> [Tarea escrita] Según el bloque de texto, ¿sobre qué tema versó la exposición del físico Lawrence Krauss?

> [Bloque de texto]
╔══

Pero de a poco iban apareciendo algunos patrones. La exposición del físico
Lawrence Krauss sobre la constante e irreversible expansión del universo, la
del explorador marino Enric Sala sobre el daño que hemos hecho a los océanos,
la de Honoré sobre la necesidad de respetar nuestros tiempos y ciclos internos,
o la de Fisher sobre el efecto de la evolución y las hormonas en nuestros
hábitos al buscar pareja, estaban cruzadas, sin que los expositores lo
planearan, por un recordatorio de cuán dependientes somos -como individuos y
como humanidad- de equilibrios precarios que muchas veces no terminamos de
entender, pero a pesar de eso intervenimos.

Sala,
por ejemplo, tratando de explicar lo irresponsables que hemos sido al
exterminar especies en el mar, hacía una pregunta simple: “Si al momento
de subirse a un avión el piloto le dijera, acabamos de encontrar estos
dos tornillos que se cayeron de alguna parte del avión. No sabemos bien de
dónde, ni qué rol cumplían, pero vamos a despegar igual, ¿cuántos de ustedes
tomarían ese vuelo?”. El mar, decía Sala, es un sistema
infinitamente más complejo que un avión, y de él depende nuestra sobrevivencia
en la tierra. Pero nosotros llevamos años interviniéndolo -sacándole piezas
cuya función no entendemos- sin comprender las posibles consecuencias. El mismo
mensaje de precaución parecían pasar otros conferencistas respecto de nuestro
cuerpo y nuestra alma.

╚══

Registros extraídos:

╔══

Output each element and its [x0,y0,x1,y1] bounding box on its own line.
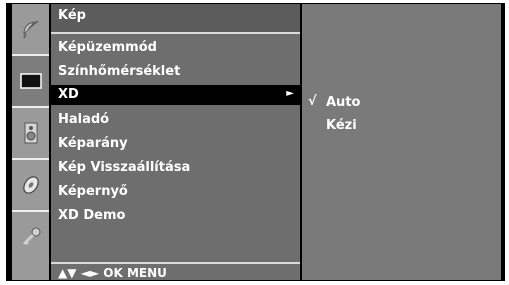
menu-item-label: Képarány [58,136,128,151]
menu-item-label: XD Demo [58,208,126,223]
menu-item-label: Haladó [58,112,110,127]
menu-item-label: Kép Visszaállítása [58,160,191,175]
category-sidebar [12,4,49,280]
picture-menu: Kép Képüzemmód Színhőmérséklet XD ► Hala… [51,4,300,280]
submenu-option-auto[interactable]: Auto [326,95,360,110]
menu-title: Kép [58,8,86,23]
check-mark-icon: √ [308,94,317,109]
menu-item-kepuzemmod[interactable]: Képüzemmód [51,38,300,58]
menu-title-bar: Kép [51,4,300,32]
submenu-option-kezi[interactable]: Kézi [326,118,357,133]
nav-hint: ▲▼ ◄► OK MENU [58,266,167,280]
menu-item-szinhomerseklet[interactable]: Színhőmérséklet [51,62,300,82]
speaker-icon[interactable] [12,108,49,158]
menu-item-kepernyo[interactable]: Képernyő [51,182,300,202]
submenu-arrow-icon: ► [286,88,294,99]
disc-icon[interactable] [12,160,49,210]
picture-icon[interactable] [12,56,49,106]
xd-submenu: √ Auto Kézi [302,4,501,280]
satellite-dish-icon[interactable] [12,4,49,54]
nav-divider [51,262,300,264]
menu-item-xd[interactable]: XD ► [51,85,300,105]
menu-item-halado[interactable]: Haladó [51,110,300,130]
menu-item-label: Képüzemmód [58,40,157,55]
menu-item-label: XD [58,87,79,102]
menu-item-xd-demo[interactable]: XD Demo [51,206,300,226]
menu-item-keparany[interactable]: Képarány [51,134,300,154]
menu-item-kep-visszaallitasa[interactable]: Kép Visszaállítása [51,158,300,178]
key-icon[interactable] [12,212,49,262]
menu-item-label: Képernyő [58,184,128,199]
menu-divider [51,32,300,34]
menu-item-label: Színhőmérséklet [58,64,181,79]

╚══

> [Respuesta] Sobre la constante e irreversible expansión del universo.